*The request:*
In the records below, tally every line containing "LAVORI". Report only the total.

*Input material:*

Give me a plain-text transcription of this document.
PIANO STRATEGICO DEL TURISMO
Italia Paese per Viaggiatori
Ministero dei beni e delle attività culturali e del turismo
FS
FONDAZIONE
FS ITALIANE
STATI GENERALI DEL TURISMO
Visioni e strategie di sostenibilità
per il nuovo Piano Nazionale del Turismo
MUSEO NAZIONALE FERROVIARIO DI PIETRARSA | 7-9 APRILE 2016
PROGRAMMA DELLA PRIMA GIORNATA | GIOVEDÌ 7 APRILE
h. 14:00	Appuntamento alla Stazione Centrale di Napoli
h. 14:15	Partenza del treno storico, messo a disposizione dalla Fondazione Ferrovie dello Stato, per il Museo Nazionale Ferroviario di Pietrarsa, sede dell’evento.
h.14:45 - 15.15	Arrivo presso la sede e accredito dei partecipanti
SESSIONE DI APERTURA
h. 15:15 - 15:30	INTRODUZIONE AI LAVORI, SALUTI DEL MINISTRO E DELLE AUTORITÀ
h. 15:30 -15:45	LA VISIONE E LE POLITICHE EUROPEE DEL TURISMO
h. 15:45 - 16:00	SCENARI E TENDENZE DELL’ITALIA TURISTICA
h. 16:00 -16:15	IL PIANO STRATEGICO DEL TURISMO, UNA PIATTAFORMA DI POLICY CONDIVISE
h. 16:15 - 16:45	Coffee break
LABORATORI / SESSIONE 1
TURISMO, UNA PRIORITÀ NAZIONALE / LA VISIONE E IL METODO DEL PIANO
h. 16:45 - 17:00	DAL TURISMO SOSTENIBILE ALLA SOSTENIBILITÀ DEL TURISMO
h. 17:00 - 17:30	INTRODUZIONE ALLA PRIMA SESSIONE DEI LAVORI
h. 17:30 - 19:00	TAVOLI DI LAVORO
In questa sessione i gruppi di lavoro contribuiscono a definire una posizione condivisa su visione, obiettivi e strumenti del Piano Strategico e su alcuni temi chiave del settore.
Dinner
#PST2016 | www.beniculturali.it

*Correct response:*
2